Job> Reproduce the data verbatim, starting at the line that contains "Text: 2: 2 [1114, 193, 1123, 207]" and continuing through the final line of the data, both ends included.

Supplied records>
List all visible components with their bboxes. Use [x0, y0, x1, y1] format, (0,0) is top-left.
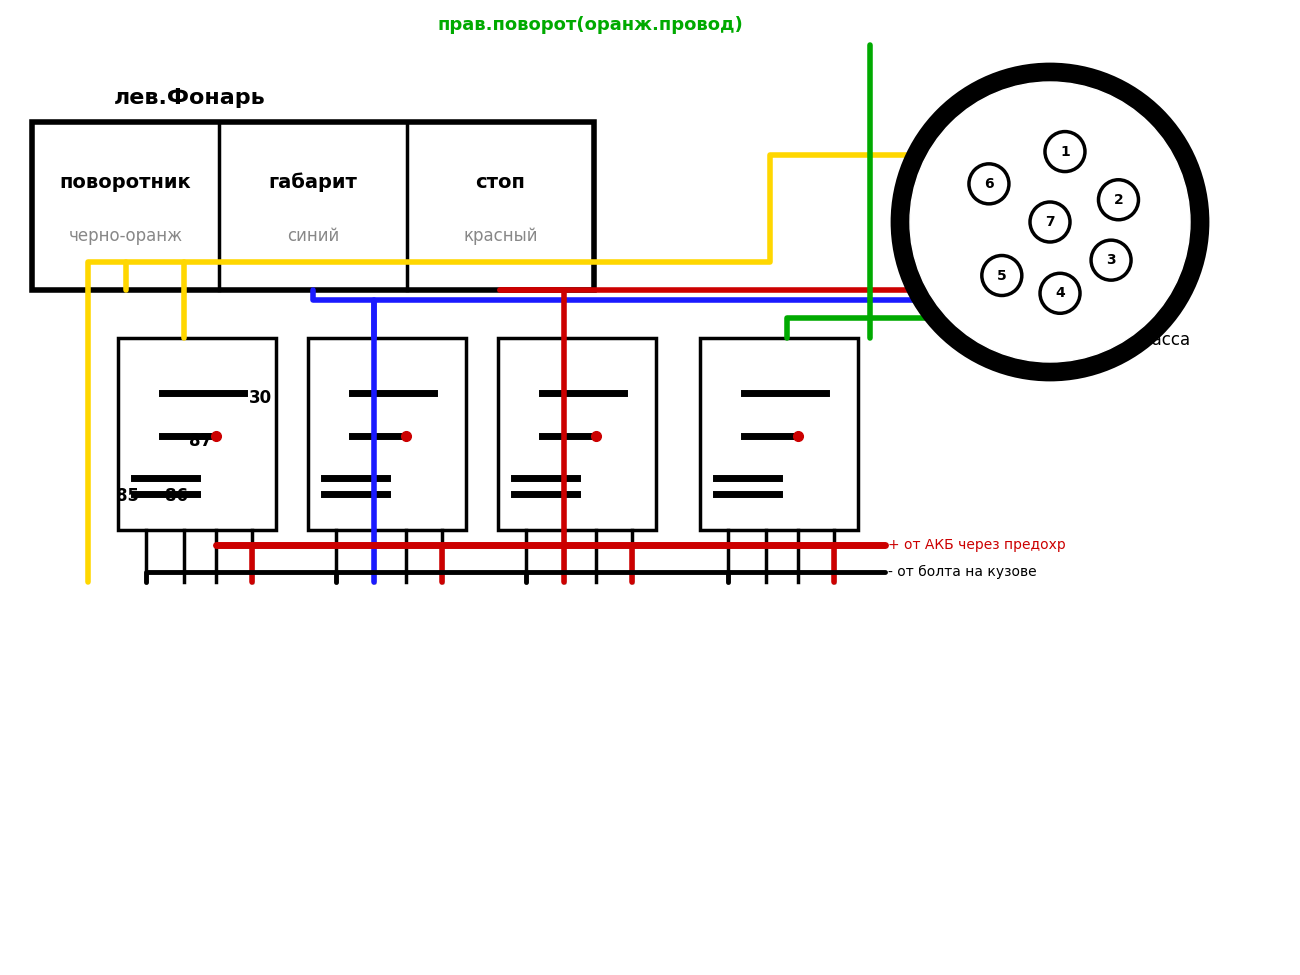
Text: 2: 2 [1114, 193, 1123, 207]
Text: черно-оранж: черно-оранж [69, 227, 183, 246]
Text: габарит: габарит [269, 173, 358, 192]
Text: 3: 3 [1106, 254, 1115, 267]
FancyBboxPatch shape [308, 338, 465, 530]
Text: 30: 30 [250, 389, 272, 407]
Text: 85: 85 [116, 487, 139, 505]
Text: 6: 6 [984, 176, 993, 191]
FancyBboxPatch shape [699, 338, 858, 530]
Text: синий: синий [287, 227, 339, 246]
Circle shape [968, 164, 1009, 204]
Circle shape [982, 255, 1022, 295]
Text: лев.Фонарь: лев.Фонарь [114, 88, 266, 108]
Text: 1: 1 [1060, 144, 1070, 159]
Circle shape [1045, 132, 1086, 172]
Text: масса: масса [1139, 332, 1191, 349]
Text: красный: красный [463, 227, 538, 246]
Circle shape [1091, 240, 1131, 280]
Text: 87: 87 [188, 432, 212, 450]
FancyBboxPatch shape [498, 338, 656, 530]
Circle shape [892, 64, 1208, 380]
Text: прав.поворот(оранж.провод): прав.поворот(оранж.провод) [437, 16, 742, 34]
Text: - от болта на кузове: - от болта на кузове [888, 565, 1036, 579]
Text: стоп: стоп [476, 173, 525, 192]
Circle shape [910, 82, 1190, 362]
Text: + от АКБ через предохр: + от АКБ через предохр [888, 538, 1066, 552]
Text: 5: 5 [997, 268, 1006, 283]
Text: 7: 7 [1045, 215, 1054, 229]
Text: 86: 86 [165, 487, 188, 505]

Problem solution>
Text: 2: 2 [1114, 193, 1123, 207]
Text: черно-оранж: черно-оранж [69, 227, 183, 246]
Text: габарит: габарит [269, 173, 358, 192]
Text: 3: 3 [1106, 254, 1115, 267]
FancyBboxPatch shape [308, 338, 465, 530]
Text: 30: 30 [250, 389, 272, 407]
Text: 85: 85 [116, 487, 139, 505]
Text: 6: 6 [984, 176, 993, 191]
FancyBboxPatch shape [699, 338, 858, 530]
Text: синий: синий [287, 227, 339, 246]
Circle shape [968, 164, 1009, 204]
Circle shape [982, 255, 1022, 295]
Text: лев.Фонарь: лев.Фонарь [114, 88, 266, 108]
Text: 1: 1 [1060, 144, 1070, 159]
Circle shape [1045, 132, 1086, 172]
Text: масса: масса [1139, 332, 1191, 349]
Text: красный: красный [463, 227, 538, 246]
Circle shape [1091, 240, 1131, 280]
Text: 87: 87 [188, 432, 212, 450]
FancyBboxPatch shape [498, 338, 656, 530]
Circle shape [892, 64, 1208, 380]
Text: прав.поворот(оранж.провод): прав.поворот(оранж.провод) [437, 16, 742, 34]
Text: - от болта на кузове: - от болта на кузове [888, 565, 1036, 579]
Text: стоп: стоп [476, 173, 525, 192]
Circle shape [910, 82, 1190, 362]
Text: + от АКБ через предохр: + от АКБ через предохр [888, 538, 1066, 552]
Text: 5: 5 [997, 268, 1006, 283]
Text: 7: 7 [1045, 215, 1054, 229]
Text: 86: 86 [165, 487, 188, 505]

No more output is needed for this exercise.